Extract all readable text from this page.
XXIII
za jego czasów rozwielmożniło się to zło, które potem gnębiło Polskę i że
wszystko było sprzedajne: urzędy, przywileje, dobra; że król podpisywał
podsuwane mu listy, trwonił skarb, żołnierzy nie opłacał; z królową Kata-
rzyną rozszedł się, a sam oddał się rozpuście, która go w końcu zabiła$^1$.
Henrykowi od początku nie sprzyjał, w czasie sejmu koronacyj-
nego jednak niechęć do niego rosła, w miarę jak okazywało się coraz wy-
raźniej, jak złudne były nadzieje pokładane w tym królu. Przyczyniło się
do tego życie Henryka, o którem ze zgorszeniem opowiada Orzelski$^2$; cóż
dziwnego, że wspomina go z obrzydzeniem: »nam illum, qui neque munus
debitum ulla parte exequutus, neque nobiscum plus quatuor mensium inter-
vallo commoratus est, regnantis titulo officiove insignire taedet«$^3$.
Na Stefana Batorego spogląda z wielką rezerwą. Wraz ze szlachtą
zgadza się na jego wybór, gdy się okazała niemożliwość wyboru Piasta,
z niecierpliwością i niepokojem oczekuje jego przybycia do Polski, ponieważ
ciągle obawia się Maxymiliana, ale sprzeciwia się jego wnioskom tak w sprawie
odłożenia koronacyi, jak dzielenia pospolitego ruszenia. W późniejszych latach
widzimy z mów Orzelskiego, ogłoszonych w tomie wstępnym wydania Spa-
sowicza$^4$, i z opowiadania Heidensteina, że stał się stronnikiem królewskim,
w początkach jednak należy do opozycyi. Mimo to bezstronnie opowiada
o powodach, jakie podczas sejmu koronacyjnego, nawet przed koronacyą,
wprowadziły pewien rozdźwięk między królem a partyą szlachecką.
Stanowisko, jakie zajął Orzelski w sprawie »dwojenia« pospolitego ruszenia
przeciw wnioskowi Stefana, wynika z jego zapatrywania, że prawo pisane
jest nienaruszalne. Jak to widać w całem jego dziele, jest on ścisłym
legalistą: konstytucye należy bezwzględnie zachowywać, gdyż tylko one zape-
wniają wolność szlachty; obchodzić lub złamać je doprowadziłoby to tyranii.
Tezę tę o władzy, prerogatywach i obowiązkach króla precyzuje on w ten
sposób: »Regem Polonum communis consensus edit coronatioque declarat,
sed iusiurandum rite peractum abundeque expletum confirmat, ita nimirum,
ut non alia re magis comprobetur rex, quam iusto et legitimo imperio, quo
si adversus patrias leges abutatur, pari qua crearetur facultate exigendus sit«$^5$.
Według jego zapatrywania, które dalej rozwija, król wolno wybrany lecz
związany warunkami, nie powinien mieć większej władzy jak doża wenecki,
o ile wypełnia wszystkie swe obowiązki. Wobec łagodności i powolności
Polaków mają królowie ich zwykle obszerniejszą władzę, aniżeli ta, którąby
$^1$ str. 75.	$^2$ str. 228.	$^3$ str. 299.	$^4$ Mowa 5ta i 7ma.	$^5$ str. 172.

----------

## WRITTEN TASK
Exactly reproduce all of the entries above.

## ANSWER TO THE TASK
Extract all readable text from this page.
XXIII
za jego czasów rozwielmożniło się to zło, które potem gnębiło Polskę i że
wszystko było sprzedajne: urzędy, przywileje, dobra; że król podpisywał
podsuwane mu listy, trwonił skarb, żołnierzy nie opłacał; z królową Kata-
rzyną rozszedł się, a sam oddał się rozpuście, która go w końcu zabiła$^1$.
Henrykowi od początku nie sprzyjał, w czasie sejmu koronacyj-
nego jednak niechęć do niego rosła, w miarę jak okazywało się coraz wy-
raźniej, jak złudne były nadzieje pokładane w tym królu. Przyczyniło się
do tego życie Henryka, o którem ze zgorszeniem opowiada Orzelski$^2$; cóż
dziwnego, że wspomina go z obrzydzeniem: »nam illum, qui neque munus
debitum ulla parte exequutus, neque nobiscum plus quatuor mensium inter-
vallo commoratus est, regnantis titulo officiove insignire taedet«$^3$.
Na Stefana Batorego spogląda z wielką rezerwą. Wraz ze szlachtą
zgadza się na jego wybór, gdy się okazała niemożliwość wyboru Piasta,
z niecierpliwością i niepokojem oczekuje jego przybycia do Polski, ponieważ
ciągle obawia się Maxymiliana, ale sprzeciwia się jego wnioskom tak w sprawie
odłożenia koronacyi, jak dzielenia pospolitego ruszenia. W późniejszych latach
widzimy z mów Orzelskiego, ogłoszonych w tomie wstępnym wydania Spa-
sowicza$^4$, i z opowiadania Heidensteina, że stał się stronnikiem królewskim,
w początkach jednak należy do opozycyi. Mimo to bezstronnie opowiada
o powodach, jakie podczas sejmu koronacyjnego, nawet przed koronacyą,
wprowadziły pewien rozdźwięk między królem a partyą szlachecką.
Stanowisko, jakie zajął Orzelski w sprawie »dwojenia« pospolitego ruszenia
przeciw wnioskowi Stefana, wynika z jego zapatrywania, że prawo pisane
jest nienaruszalne. Jak to widać w całem jego dziele, jest on ścisłym
legalistą: konstytucye należy bezwzględnie zachowywać, gdyż tylko one zape-
wniają wolność szlachty; obchodzić lub złamać je doprowadziłoby to tyranii.
Tezę tę o władzy, prerogatywach i obowiązkach króla precyzuje on w ten
sposób: »Regem Polonum communis consensus edit coronatioque declarat,
sed iusiurandum rite peractum abundeque expletum confirmat, ita nimirum,
ut non alia re magis comprobetur rex, quam iusto et legitimo imperio, quo
si adversus patrias leges abutatur, pari qua crearetur facultate exigendus sit«$^5$.
Według jego zapatrywania, które dalej rozwija, król wolno wybrany lecz
związany warunkami, nie powinien mieć większej władzy jak doża wenecki,
o ile wypełnia wszystkie swe obowiązki. Wobec łagodności i powolności
Polaków mają królowie ich zwykle obszerniejszą władzę, aniżeli ta, którąby
$^1$ str. 75.	$^2$ str. 228.	$^3$ str. 299.	$^4$ Mowa 5ta i 7ma.	$^5$ str. 172.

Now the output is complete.